= To be done =
Check each line of the entries below for the string "driver"; copy every line where it appears.

= Stored items =

>> Begin

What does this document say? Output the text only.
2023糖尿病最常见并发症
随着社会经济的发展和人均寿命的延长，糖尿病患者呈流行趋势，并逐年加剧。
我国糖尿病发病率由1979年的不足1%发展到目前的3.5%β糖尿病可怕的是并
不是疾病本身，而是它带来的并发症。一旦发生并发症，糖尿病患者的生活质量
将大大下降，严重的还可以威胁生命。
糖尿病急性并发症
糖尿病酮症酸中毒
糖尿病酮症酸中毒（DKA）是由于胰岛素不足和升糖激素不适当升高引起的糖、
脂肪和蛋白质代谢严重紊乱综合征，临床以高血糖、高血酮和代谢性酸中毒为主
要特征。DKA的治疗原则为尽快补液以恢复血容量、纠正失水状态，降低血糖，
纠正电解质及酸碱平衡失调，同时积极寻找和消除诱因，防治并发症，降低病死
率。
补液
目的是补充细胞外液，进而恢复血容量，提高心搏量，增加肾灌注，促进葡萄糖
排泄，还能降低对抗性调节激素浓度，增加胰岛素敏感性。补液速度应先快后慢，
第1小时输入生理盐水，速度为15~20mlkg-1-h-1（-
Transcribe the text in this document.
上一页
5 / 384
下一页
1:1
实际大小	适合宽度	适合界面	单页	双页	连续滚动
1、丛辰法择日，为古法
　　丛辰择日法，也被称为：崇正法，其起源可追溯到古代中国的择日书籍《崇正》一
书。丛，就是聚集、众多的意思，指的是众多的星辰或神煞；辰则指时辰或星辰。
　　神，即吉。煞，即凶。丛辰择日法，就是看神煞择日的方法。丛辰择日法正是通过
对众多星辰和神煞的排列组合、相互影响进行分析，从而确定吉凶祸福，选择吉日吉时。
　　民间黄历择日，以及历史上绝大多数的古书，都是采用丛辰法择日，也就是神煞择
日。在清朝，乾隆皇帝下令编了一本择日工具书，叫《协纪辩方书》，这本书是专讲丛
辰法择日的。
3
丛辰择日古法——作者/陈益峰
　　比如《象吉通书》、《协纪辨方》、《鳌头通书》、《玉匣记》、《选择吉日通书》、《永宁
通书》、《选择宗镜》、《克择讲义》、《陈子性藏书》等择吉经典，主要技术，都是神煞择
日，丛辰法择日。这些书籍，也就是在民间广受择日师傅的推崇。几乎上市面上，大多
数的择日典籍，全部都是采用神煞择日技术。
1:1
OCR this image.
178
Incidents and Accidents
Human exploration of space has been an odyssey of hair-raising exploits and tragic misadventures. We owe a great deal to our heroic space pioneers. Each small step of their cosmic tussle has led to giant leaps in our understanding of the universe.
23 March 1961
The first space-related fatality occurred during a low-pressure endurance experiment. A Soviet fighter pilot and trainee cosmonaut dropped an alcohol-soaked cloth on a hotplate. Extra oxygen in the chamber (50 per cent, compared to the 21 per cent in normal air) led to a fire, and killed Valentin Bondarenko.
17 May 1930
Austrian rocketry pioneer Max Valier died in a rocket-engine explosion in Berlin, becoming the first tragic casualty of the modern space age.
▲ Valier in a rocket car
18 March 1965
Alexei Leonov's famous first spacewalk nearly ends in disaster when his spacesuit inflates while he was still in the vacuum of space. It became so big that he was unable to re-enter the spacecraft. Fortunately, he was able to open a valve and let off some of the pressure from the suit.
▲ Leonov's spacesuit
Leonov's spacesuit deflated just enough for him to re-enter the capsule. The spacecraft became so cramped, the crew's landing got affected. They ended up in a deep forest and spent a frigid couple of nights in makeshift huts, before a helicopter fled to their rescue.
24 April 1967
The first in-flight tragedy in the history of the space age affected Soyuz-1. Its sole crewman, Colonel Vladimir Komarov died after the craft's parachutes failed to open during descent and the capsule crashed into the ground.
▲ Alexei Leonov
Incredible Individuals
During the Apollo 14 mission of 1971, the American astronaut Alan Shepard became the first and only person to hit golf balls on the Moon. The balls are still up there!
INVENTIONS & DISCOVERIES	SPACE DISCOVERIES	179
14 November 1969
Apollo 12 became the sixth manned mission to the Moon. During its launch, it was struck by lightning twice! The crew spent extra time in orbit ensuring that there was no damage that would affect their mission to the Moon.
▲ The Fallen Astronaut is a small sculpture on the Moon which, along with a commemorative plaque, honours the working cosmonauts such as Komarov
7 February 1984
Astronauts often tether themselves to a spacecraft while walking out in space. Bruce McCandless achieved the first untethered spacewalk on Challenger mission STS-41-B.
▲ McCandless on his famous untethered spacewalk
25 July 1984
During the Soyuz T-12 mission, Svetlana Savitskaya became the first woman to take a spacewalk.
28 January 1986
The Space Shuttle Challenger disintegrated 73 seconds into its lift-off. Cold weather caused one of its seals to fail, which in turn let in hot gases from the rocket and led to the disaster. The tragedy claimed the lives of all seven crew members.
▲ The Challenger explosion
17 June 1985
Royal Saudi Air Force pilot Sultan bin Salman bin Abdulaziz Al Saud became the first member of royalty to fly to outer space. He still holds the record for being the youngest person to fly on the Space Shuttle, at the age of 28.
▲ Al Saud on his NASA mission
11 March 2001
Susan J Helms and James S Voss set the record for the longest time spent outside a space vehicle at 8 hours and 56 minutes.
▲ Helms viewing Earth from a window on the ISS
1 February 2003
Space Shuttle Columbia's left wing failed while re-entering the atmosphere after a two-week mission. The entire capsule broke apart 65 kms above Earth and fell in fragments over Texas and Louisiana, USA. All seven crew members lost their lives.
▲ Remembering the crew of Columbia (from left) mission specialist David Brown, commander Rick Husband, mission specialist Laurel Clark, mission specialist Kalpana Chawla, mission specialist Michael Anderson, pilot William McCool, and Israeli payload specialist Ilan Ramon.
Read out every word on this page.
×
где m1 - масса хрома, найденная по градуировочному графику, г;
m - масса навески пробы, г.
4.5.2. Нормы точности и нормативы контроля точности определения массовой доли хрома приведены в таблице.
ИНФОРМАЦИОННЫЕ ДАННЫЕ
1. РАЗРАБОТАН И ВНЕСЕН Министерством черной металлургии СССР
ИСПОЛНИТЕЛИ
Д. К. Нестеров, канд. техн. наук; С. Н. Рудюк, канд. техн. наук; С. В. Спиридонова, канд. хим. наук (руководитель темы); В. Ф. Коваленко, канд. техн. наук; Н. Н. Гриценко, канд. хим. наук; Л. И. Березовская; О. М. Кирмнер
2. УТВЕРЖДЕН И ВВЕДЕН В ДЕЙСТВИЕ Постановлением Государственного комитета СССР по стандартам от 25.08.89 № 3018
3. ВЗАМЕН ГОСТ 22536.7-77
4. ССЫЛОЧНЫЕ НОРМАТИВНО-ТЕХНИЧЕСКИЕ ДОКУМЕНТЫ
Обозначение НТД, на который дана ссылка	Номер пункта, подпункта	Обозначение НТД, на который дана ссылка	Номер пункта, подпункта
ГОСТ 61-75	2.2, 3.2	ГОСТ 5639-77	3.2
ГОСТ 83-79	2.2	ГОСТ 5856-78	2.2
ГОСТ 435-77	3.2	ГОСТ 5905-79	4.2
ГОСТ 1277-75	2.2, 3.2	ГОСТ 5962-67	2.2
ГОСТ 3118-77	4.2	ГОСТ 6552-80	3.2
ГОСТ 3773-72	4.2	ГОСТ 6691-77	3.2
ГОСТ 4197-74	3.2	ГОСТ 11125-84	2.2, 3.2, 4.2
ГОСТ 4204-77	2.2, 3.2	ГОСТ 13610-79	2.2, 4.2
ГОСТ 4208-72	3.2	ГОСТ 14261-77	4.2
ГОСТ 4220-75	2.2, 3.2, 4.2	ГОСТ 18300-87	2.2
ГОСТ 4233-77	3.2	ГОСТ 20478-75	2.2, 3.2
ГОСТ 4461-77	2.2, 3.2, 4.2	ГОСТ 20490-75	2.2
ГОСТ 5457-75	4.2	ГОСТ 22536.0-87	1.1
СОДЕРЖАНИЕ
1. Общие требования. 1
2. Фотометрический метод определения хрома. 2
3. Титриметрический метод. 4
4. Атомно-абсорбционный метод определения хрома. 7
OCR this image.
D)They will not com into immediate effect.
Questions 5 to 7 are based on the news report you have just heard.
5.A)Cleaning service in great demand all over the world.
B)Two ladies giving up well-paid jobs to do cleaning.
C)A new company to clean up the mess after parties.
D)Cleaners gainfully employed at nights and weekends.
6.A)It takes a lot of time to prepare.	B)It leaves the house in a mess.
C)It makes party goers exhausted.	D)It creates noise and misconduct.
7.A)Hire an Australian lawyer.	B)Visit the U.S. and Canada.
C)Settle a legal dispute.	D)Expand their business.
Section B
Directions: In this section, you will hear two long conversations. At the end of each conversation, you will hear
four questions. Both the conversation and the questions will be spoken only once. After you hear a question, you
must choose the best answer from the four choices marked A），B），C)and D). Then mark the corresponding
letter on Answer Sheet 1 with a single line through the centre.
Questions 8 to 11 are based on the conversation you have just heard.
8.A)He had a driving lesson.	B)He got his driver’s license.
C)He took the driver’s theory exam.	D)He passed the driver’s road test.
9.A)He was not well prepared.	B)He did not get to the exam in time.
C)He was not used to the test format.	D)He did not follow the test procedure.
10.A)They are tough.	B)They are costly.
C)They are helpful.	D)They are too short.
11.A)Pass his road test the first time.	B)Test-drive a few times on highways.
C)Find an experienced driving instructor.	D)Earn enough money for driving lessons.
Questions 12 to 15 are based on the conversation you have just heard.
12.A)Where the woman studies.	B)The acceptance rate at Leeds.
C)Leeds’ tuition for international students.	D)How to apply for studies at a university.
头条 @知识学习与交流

>> End

= Expected answer =
8.A)He had a driving lesson.	B)He got his driver’s license.
C)He took the driver’s theory exam.	D)He passed the driver’s road test.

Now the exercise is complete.